--- Begin Supplied entries ---

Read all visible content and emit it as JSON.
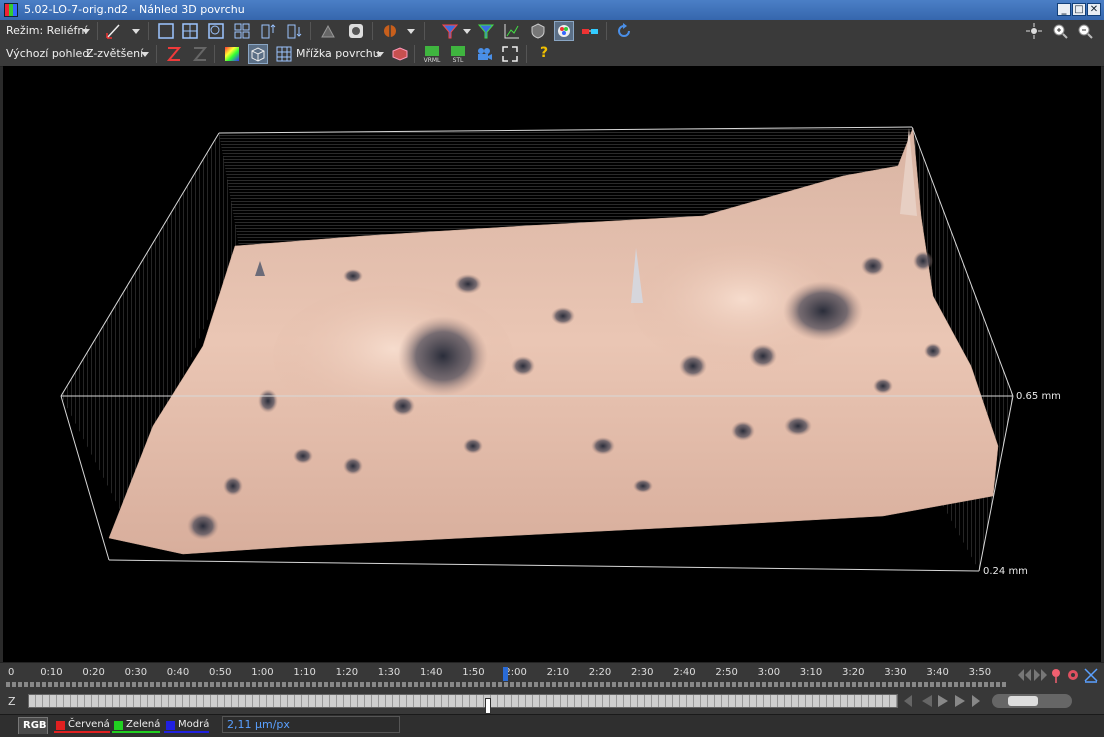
{
  "window": {
    "title": "5.02-LO-7-orig.nd2 - Náhled 3D povrchu",
    "controls": [
      "_",
      "□",
      "✕"
    ]
  },
  "toolbar1": {
    "mode_label": "Režim: Reliéfní"
  },
  "toolbar2": {
    "default_view": "Výchozí pohled",
    "z_zoom": "Z-zvětšení",
    "surface_grid": "Mřížka povrchu",
    "export_vrml": "VRML",
    "export_stl": "STL",
    "help": "?"
  },
  "viewport": {
    "label_top": "0.65 mm",
    "label_bottom": "0.24 mm",
    "surface_color": "#e8c2b0"
  },
  "timeline": {
    "ticks": [
      "0",
      "0:10",
      "0:20",
      "0:30",
      "0:40",
      "0:50",
      "1:00",
      "1:10",
      "1:20",
      "1:30",
      "1:40",
      "1:50",
      "2:00",
      "2:10",
      "2:20",
      "2:30",
      "2:40",
      "2:50",
      "3:00",
      "3:10",
      "3:20",
      "3:30",
      "3:40",
      "3:50"
    ],
    "current_position": "1:57"
  },
  "zstack": {
    "label": "Z",
    "position_fraction": 0.49
  },
  "channels": {
    "tabs": [
      {
        "label": "RGB",
        "color": ""
      },
      {
        "label": "Červená",
        "color": "#e02020"
      },
      {
        "label": "Zelená",
        "color": "#20d020"
      },
      {
        "label": "Modrá",
        "color": "#2020e0"
      }
    ],
    "calibration": "2,11 µm/px"
  }
}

--- End Supplied entries ---

Task objective
Output every entry exactly as given; pictures are not part of the copy.

Answer to the exercise
Read all visible content and emit it as JSON.
{
  "window": {
    "title": "5.02-LO-7-orig.nd2 - Náhled 3D povrchu",
    "controls": [
      "_",
      "□",
      "✕"
    ]
  },
  "toolbar1": {
    "mode_label": "Režim: Reliéfní"
  },
  "toolbar2": {
    "default_view": "Výchozí pohled",
    "z_zoom": "Z-zvětšení",
    "surface_grid": "Mřížka povrchu",
    "export_vrml": "VRML",
    "export_stl": "STL",
    "help": "?"
  },
  "viewport": {
    "label_top": "0.65 mm",
    "label_bottom": "0.24 mm",
    "surface_color": "#e8c2b0"
  },
  "timeline": {
    "ticks": [
      "0",
      "0:10",
      "0:20",
      "0:30",
      "0:40",
      "0:50",
      "1:00",
      "1:10",
      "1:20",
      "1:30",
      "1:40",
      "1:50",
      "2:00",
      "2:10",
      "2:20",
      "2:30",
      "2:40",
      "2:50",
      "3:00",
      "3:10",
      "3:20",
      "3:30",
      "3:40",
      "3:50"
    ],
    "current_position": "1:57"
  },
  "zstack": {
    "label": "Z",
    "position_fraction": 0.49
  },
  "channels": {
    "tabs": [
      {
        "label": "RGB",
        "color": ""
      },
      {
        "label": "Červená",
        "color": "#e02020"
      },
      {
        "label": "Zelená",
        "color": "#20d020"
      },
      {
        "label": "Modrá",
        "color": "#2020e0"
      }
    ],
    "calibration": "2,11 µm/px"
  }
}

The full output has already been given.